[THE TASK] Any picture among the records should be left out, please; retype the rest exactly.

[Data items]
---

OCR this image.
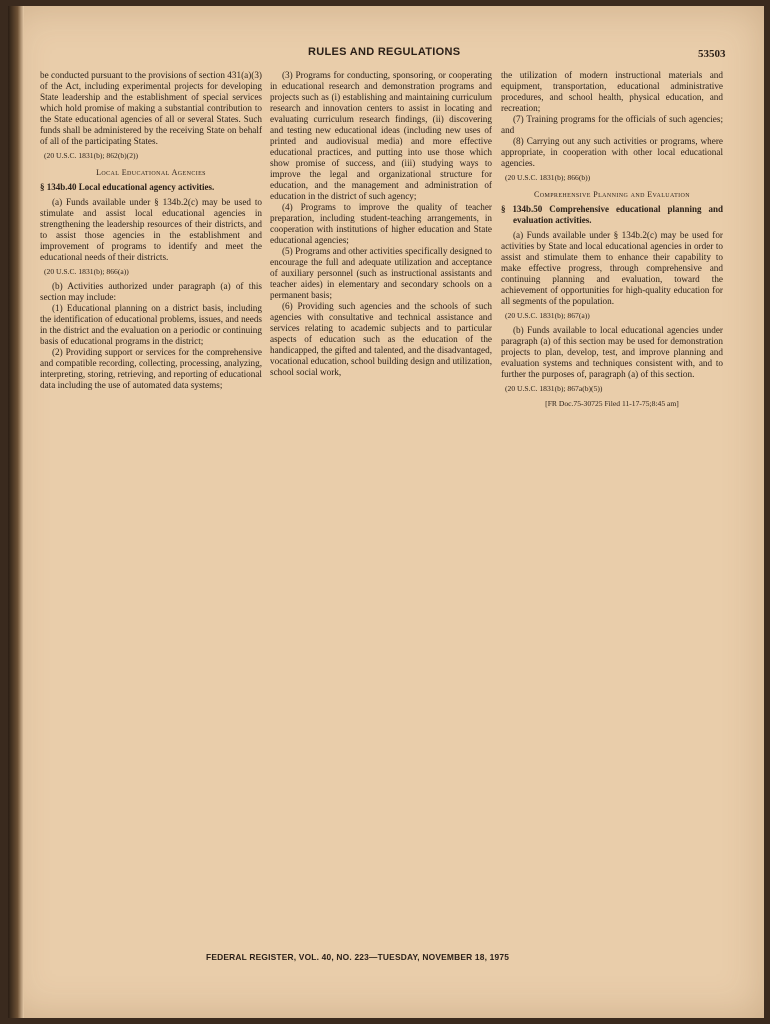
RULES AND REGULATIONS	53503

be conducted pursuant to the provisions of section 431(a)(3) of the Act, including experimental projects for developing State leadership and the establishment of special services which hold promise of making a substantial contribution to the State educational agencies of all or several States. Such funds shall be administered by the receiving State on behalf of all of the participating States.

(20 U.S.C. 1831(b); 862(b)(2))

Local Educational Agencies

§ 134b.40 Local educational agency activities.

(a) Funds available under § 134b.2(c) may be used to stimulate and assist local educational agencies in strengthening the leadership resources of their districts, and to assist those agencies in the establishment and improvement of programs to identify and meet the educational needs of their districts.

(20 U.S.C. 1831(b); 866(a))

(b) Activities authorized under paragraph (a) of this section may include:

(1) Educational planning on a district basis, including the identification of educational problems, issues, and needs in the district and the evaluation on a periodic or continuing basis of educational programs in the district;

(2) Providing support or services for the comprehensive and compatible recording, collecting, processing, analyzing, interpreting, storing, retrieving, and reporting of educational data including the use of automated data systems;

(3) Programs for conducting, sponsoring, or cooperating in educational research and demonstration programs and projects such as (i) establishing and maintaining curriculum research and innovation centers to assist in locating and evaluating curriculum research findings, (ii) discovering and testing new educational ideas (including new uses of printed and audiovisual media) and more effective educational practices, and putting into use those which show promise of success, and (iii) studying ways to improve the legal and organizational structure for education, and the management and administration of education in the district of such agency;

(4) Programs to improve the quality of teacher preparation, including student-teaching arrangements, in cooperation with institutions of higher education and State educational agencies;

(5) Programs and other activities specifically designed to encourage the full and adequate utilization and acceptance of auxiliary personnel (such as instructional assistants and teacher aides) in elementary and secondary schools on a permanent basis;

(6) Providing such agencies and the schools of such agencies with consultative and technical assistance and services relating to academic subjects and to particular aspects of education such as the education of the handicapped, the gifted and talented, and the disadvantaged, vocational education, school building design and utilization, school social work,

the utilization of modern instructional materials and equipment, transportation, educational administrative procedures, and school health, physical education, and recreation;

(7) Training programs for the officials of such agencies; and

(8) Carrying out any such activities or programs, where appropriate, in cooperation with other local educational agencies.

(20 U.S.C. 1831(b); 866(b))

Comprehensive Planning and Evaluation

§ 134b.50 Comprehensive educational planning and evaluation activities.

(a) Funds available under § 134b.2(c) may be used for activities by State and local educational agencies in order to assist and stimulate them to enhance their capability to make effective progress, through comprehensive and continuing planning and evaluation, toward the achievement of opportunities for high-quality education for all segments of the population.

(20 U.S.C. 1831(b); 867(a))

(b) Funds available to local educational agencies under paragraph (a) of this section may be used for demonstration projects to plan, develop, test, and improve planning and evaluation systems and techniques consistent with, and to further the purposes of, paragraph (a) of this section.

(20 U.S.C. 1831(b); 867a(b)(5))

[FR Doc.75-30725 Filed 11-17-75;8:45 am]

FEDERAL REGISTER, VOL. 40, NO. 223—TUESDAY, NOVEMBER 18, 1975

---

[OUTPUT FOR THIS TASK]
OCR this image.
RULES AND REGULATIONS	53503

be conducted pursuant to the provisions of section 431(a)(3) of the Act, including experimental projects for developing State leadership and the establishment of special services which hold promise of making a substantial contribution to the State educational agencies of all or several States. Such funds shall be administered by the receiving State on behalf of all of the participating States.

(20 U.S.C. 1831(b); 862(b)(2))

Local Educational Agencies

§ 134b.40 Local educational agency activities.

(a) Funds available under § 134b.2(c) may be used to stimulate and assist local educational agencies in strengthening the leadership resources of their districts, and to assist those agencies in the establishment and improvement of programs to identify and meet the educational needs of their districts.

(20 U.S.C. 1831(b); 866(a))

(b) Activities authorized under paragraph (a) of this section may include:

(1) Educational planning on a district basis, including the identification of educational problems, issues, and needs in the district and the evaluation on a periodic or continuing basis of educational programs in the district;

(2) Providing support or services for the comprehensive and compatible recording, collecting, processing, analyzing, interpreting, storing, retrieving, and reporting of educational data including the use of automated data systems;

(3) Programs for conducting, sponsoring, or cooperating in educational research and demonstration programs and projects such as (i) establishing and maintaining curriculum research and innovation centers to assist in locating and evaluating curriculum research findings, (ii) discovering and testing new educational ideas (including new uses of printed and audiovisual media) and more effective educational practices, and putting into use those which show promise of success, and (iii) studying ways to improve the legal and organizational structure for education, and the management and administration of education in the district of such agency;

(4) Programs to improve the quality of teacher preparation, including student-teaching arrangements, in cooperation with institutions of higher education and State educational agencies;

(5) Programs and other activities specifically designed to encourage the full and adequate utilization and acceptance of auxiliary personnel (such as instructional assistants and teacher aides) in elementary and secondary schools on a permanent basis;

(6) Providing such agencies and the schools of such agencies with consultative and technical assistance and services relating to academic subjects and to particular aspects of education such as the education of the handicapped, the gifted and talented, and the disadvantaged, vocational education, school building design and utilization, school social work,

the utilization of modern instructional materials and equipment, transportation, educational administrative procedures, and school health, physical education, and recreation;

(7) Training programs for the officials of such agencies; and

(8) Carrying out any such activities or programs, where appropriate, in cooperation with other local educational agencies.

(20 U.S.C. 1831(b); 866(b))

Comprehensive Planning and Evaluation

§ 134b.50 Comprehensive educational planning and evaluation activities.

(a) Funds available under § 134b.2(c) may be used for activities by State and local educational agencies in order to assist and stimulate them to enhance their capability to make effective progress, through comprehensive and continuing planning and evaluation, toward the achievement of opportunities for high-quality education for all segments of the population.

(20 U.S.C. 1831(b); 867(a))

(b) Funds available to local educational agencies under paragraph (a) of this section may be used for demonstration projects to plan, develop, test, and improve planning and evaluation systems and techniques consistent with, and to further the purposes of, paragraph (a) of this section.

(20 U.S.C. 1831(b); 867a(b)(5))

[FR Doc.75-30725 Filed 11-17-75;8:45 am]

FEDERAL REGISTER, VOL. 40, NO. 223—TUESDAY, NOVEMBER 18, 1975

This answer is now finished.